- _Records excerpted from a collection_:
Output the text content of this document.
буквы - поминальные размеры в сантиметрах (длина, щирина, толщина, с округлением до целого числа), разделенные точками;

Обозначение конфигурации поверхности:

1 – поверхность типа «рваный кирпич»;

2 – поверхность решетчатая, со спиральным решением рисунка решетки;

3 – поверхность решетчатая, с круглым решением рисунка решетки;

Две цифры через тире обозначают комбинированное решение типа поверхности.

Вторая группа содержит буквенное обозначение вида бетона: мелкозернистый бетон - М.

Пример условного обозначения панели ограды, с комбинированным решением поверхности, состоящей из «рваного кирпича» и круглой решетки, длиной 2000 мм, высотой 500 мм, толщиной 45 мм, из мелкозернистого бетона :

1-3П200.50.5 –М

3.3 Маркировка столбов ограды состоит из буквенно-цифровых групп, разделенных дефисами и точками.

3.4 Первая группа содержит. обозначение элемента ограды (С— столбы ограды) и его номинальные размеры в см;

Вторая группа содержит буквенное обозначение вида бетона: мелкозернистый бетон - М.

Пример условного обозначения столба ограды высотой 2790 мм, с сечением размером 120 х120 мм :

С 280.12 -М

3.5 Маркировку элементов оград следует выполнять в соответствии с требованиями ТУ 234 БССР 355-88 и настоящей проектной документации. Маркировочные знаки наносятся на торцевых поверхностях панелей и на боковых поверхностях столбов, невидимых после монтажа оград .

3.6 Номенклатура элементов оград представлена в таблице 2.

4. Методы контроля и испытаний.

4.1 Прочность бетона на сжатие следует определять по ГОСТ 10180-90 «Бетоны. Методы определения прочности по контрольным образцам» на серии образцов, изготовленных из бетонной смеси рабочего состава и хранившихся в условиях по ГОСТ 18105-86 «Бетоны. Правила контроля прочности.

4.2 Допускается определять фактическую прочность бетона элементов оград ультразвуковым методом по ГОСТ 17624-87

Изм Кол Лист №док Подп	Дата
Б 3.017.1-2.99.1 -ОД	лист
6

- _Problem_:
Write out every entry verbatim.

- _Result_:
Output the text content of this document.
буквы - поминальные размеры в сантиметрах (длина, щирина, толщина, с округлением до целого числа), разделенные точками;

Обозначение конфигурации поверхности:

1 – поверхность типа «рваный кирпич»;

2 – поверхность решетчатая, со спиральным решением рисунка решетки;

3 – поверхность решетчатая, с круглым решением рисунка решетки;

Две цифры через тире обозначают комбинированное решение типа поверхности.

Вторая группа содержит буквенное обозначение вида бетона: мелкозернистый бетон - М.

Пример условного обозначения панели ограды, с комбинированным решением поверхности, состоящей из «рваного кирпича» и круглой решетки, длиной 2000 мм, высотой 500 мм, толщиной 45 мм, из мелкозернистого бетона :

1-3П200.50.5 –М

3.3 Маркировка столбов ограды состоит из буквенно-цифровых групп, разделенных дефисами и точками.

3.4 Первая группа содержит. обозначение элемента ограды (С— столбы ограды) и его номинальные размеры в см;

Вторая группа содержит буквенное обозначение вида бетона: мелкозернистый бетон - М.

Пример условного обозначения столба ограды высотой 2790 мм, с сечением размером 120 х120 мм :

С 280.12 -М

3.5 Маркировку элементов оград следует выполнять в соответствии с требованиями ТУ 234 БССР 355-88 и настоящей проектной документации. Маркировочные знаки наносятся на торцевых поверхностях панелей и на боковых поверхностях столбов, невидимых после монтажа оград .

3.6 Номенклатура элементов оград представлена в таблице 2.

4. Методы контроля и испытаний.

4.1 Прочность бетона на сжатие следует определять по ГОСТ 10180-90 «Бетоны. Методы определения прочности по контрольным образцам» на серии образцов, изготовленных из бетонной смеси рабочего состава и хранившихся в условиях по ГОСТ 18105-86 «Бетоны. Правила контроля прочности.

4.2 Допускается определять фактическую прочность бетона элементов оград ультразвуковым методом по ГОСТ 17624-87

Изм Кол Лист №док Подп	Дата
Б 3.017.1-2.99.1 -ОД	лист
6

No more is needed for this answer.